• [Provided material]:
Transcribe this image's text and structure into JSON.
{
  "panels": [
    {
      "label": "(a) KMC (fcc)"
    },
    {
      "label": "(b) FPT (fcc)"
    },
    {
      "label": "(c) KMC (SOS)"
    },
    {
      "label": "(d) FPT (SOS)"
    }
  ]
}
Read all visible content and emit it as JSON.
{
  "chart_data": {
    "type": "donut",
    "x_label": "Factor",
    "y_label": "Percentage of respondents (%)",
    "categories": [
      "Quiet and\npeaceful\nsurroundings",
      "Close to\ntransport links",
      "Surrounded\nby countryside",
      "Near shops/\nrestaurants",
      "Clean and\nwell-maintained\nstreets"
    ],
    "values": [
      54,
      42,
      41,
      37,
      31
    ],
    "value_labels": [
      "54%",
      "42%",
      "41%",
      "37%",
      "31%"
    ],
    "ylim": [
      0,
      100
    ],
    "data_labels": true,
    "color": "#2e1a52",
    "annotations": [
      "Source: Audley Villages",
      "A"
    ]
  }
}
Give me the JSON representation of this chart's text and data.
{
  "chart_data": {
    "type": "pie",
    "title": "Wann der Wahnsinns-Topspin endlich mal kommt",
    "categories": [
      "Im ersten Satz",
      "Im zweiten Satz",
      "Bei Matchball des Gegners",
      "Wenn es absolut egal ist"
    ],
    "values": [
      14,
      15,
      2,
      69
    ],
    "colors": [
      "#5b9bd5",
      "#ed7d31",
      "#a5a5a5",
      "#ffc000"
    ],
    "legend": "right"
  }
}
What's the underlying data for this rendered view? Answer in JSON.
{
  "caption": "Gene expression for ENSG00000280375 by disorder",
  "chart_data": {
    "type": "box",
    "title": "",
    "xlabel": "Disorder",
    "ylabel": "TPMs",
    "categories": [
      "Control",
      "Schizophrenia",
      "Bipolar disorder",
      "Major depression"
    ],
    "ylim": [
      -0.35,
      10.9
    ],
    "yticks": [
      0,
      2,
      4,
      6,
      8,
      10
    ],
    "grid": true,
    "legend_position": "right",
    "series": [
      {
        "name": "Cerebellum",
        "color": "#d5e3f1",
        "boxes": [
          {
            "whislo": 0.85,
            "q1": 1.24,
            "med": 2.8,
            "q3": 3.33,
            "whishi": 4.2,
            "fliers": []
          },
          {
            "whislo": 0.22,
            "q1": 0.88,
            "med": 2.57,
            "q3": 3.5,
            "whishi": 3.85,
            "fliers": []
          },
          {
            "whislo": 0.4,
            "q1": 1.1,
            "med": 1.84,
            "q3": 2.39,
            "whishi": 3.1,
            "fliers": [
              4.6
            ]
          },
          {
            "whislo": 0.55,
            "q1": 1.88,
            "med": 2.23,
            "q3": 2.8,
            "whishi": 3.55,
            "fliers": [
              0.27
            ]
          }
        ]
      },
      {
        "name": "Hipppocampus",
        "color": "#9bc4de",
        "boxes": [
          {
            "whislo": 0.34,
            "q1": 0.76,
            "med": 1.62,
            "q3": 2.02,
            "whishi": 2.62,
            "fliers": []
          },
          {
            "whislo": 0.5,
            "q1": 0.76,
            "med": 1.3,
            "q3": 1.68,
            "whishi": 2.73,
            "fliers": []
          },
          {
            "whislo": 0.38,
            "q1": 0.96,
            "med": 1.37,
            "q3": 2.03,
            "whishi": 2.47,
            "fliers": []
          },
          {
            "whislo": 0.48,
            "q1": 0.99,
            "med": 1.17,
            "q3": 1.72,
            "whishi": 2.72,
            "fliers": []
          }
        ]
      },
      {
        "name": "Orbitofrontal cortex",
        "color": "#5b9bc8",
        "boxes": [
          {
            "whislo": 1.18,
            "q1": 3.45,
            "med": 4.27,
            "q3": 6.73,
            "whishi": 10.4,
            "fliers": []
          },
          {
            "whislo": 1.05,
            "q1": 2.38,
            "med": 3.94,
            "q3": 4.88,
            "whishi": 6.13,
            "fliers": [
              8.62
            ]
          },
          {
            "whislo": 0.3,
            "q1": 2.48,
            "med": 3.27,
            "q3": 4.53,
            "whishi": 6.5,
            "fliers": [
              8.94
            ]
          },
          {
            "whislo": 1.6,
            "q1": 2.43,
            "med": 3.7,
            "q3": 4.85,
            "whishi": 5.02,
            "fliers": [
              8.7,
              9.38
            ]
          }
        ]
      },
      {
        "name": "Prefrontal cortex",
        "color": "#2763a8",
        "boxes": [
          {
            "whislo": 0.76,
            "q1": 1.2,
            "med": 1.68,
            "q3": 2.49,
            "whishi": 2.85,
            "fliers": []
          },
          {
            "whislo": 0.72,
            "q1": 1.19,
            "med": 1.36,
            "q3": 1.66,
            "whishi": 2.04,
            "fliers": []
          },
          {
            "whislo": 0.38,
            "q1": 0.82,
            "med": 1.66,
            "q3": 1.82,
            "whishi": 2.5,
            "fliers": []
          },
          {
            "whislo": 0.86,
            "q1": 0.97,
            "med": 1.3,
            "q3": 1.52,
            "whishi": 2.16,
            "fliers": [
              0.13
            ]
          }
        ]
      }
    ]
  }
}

• [Written problem]: Scan the records above for the string "cortex", then report every line that contains it.

• [Correct response]:
        "name": "Orbitofrontal cortex",
        "name": "Prefrontal cortex",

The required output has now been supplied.